Goal
Examine the entries below, count the lines holding the string "Eszközök", and respond with the number only.

>> start Dataset entries

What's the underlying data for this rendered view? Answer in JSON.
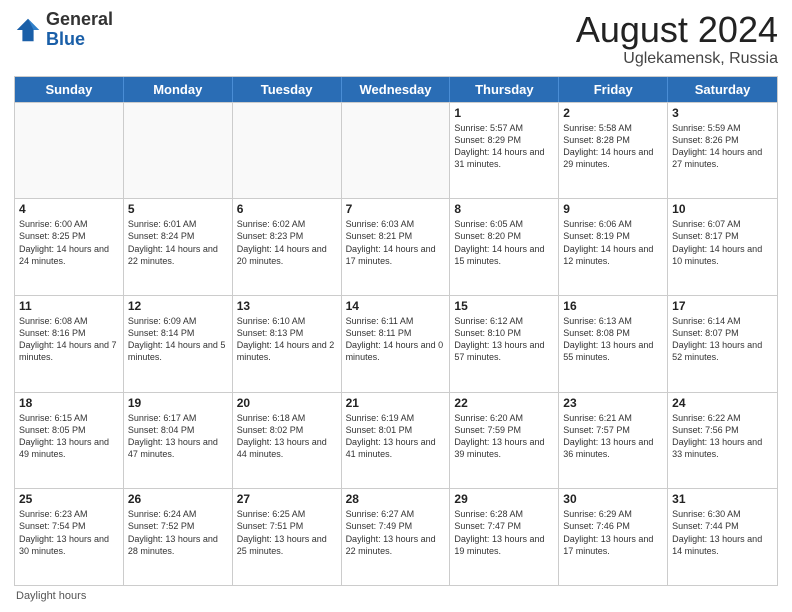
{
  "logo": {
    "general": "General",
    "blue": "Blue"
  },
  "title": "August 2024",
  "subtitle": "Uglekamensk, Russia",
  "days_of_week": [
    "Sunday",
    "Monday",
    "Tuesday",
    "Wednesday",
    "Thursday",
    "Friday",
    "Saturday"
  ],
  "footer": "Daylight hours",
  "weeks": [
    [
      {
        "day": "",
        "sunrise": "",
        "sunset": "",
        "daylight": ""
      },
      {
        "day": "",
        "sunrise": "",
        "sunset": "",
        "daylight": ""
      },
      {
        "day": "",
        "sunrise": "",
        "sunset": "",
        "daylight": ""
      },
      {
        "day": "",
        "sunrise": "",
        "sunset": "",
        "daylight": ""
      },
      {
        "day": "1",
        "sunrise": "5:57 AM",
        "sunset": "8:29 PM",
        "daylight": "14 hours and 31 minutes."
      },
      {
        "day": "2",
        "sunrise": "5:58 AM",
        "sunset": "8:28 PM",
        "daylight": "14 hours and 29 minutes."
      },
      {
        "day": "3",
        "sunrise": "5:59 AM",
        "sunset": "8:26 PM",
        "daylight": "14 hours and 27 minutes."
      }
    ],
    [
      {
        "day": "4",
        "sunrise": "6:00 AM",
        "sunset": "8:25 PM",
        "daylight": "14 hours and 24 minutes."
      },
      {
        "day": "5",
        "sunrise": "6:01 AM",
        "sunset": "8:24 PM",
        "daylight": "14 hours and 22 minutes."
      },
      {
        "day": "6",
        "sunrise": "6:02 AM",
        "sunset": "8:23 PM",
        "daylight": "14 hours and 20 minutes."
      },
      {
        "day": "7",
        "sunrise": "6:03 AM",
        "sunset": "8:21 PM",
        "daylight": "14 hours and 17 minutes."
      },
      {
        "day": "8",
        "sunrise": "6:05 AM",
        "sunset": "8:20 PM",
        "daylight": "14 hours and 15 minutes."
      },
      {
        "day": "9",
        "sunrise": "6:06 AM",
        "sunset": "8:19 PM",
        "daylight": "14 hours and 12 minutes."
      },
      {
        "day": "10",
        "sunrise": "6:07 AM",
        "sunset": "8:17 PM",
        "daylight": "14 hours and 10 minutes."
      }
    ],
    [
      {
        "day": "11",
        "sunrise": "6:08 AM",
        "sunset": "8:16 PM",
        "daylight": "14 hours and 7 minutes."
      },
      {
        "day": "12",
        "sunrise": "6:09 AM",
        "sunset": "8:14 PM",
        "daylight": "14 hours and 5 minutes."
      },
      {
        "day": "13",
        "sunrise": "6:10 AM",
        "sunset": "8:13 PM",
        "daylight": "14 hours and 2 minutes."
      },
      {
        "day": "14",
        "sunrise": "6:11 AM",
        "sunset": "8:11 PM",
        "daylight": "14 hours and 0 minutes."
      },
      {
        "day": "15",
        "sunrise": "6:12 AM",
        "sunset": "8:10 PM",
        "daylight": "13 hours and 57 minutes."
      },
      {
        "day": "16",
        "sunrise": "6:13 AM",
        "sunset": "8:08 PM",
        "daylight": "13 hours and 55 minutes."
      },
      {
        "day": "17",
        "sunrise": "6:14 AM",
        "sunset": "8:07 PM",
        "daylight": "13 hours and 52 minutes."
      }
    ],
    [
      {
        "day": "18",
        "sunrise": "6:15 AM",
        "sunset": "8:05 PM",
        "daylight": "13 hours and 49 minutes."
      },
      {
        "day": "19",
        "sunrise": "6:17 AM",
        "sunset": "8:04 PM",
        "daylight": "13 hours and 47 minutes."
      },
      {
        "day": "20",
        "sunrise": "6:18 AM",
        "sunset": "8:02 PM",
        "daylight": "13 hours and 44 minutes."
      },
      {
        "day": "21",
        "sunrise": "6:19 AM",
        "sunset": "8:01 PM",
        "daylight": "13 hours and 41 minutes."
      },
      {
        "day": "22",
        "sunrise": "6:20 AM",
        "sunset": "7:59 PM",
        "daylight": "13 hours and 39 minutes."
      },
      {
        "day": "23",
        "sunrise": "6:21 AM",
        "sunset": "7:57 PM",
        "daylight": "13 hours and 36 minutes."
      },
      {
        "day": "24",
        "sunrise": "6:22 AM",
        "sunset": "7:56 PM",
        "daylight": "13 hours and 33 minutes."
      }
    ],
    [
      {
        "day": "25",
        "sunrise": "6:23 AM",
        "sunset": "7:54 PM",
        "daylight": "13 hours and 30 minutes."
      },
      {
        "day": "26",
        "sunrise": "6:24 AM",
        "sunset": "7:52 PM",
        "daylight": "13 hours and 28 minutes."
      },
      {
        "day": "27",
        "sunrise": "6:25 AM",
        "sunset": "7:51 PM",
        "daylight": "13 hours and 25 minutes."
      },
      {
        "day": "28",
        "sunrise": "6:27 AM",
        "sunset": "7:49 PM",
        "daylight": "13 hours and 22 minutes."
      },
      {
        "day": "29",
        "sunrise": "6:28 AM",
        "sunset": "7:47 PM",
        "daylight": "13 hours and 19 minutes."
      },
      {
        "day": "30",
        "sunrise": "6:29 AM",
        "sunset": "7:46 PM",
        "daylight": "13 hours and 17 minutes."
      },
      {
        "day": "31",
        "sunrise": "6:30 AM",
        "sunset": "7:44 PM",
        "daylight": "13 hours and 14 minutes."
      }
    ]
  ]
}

>> end Dataset entries
>> start Dataset entries

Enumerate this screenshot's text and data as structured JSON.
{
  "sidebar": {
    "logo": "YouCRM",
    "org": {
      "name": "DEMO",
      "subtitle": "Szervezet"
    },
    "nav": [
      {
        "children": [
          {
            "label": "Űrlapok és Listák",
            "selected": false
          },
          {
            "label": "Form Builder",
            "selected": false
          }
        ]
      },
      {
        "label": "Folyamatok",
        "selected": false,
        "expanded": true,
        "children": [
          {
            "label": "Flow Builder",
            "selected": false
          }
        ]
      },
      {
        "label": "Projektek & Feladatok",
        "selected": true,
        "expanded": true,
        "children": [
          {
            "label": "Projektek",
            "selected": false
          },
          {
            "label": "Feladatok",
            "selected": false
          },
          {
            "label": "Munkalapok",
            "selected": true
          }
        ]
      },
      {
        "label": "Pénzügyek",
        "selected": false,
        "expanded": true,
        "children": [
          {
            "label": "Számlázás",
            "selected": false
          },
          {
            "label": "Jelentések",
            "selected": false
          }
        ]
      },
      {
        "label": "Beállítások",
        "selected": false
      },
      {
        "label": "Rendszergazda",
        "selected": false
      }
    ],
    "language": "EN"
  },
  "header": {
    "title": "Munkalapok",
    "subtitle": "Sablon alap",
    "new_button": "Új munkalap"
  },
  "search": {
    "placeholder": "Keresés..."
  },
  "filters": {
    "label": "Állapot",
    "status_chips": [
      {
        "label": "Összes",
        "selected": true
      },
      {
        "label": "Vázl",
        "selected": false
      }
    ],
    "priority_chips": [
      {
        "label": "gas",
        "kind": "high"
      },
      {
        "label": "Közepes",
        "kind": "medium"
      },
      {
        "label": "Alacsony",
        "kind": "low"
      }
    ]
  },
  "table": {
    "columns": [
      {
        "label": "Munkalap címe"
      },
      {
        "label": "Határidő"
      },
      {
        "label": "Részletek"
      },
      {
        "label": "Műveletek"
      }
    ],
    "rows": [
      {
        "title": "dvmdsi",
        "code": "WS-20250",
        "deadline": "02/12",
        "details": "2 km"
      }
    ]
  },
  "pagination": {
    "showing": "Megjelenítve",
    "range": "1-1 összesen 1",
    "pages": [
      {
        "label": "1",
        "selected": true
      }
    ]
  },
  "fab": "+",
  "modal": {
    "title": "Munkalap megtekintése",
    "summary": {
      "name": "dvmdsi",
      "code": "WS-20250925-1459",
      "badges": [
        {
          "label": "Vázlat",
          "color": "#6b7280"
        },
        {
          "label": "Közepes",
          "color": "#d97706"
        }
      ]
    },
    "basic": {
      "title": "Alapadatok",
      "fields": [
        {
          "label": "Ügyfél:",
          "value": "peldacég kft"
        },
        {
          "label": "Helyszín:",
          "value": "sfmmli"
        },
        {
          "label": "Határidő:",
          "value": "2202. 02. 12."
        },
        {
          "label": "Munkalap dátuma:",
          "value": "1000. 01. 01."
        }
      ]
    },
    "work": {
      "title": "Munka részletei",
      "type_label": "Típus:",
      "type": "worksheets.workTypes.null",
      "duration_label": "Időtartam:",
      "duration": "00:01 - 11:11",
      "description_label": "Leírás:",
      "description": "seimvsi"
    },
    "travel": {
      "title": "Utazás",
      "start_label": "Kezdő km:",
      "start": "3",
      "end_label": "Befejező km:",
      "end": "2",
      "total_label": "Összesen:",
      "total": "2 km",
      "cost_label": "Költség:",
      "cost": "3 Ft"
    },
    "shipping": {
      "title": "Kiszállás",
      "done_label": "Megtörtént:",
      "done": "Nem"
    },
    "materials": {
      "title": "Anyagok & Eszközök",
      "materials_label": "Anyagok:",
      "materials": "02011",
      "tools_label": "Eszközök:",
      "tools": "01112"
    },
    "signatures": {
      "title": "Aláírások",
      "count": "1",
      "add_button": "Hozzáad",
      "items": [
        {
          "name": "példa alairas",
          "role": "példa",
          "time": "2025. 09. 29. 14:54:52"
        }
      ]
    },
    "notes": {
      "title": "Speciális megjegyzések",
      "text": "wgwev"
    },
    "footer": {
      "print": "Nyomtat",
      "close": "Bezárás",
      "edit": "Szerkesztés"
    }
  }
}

>> end Dataset entries

Task response
2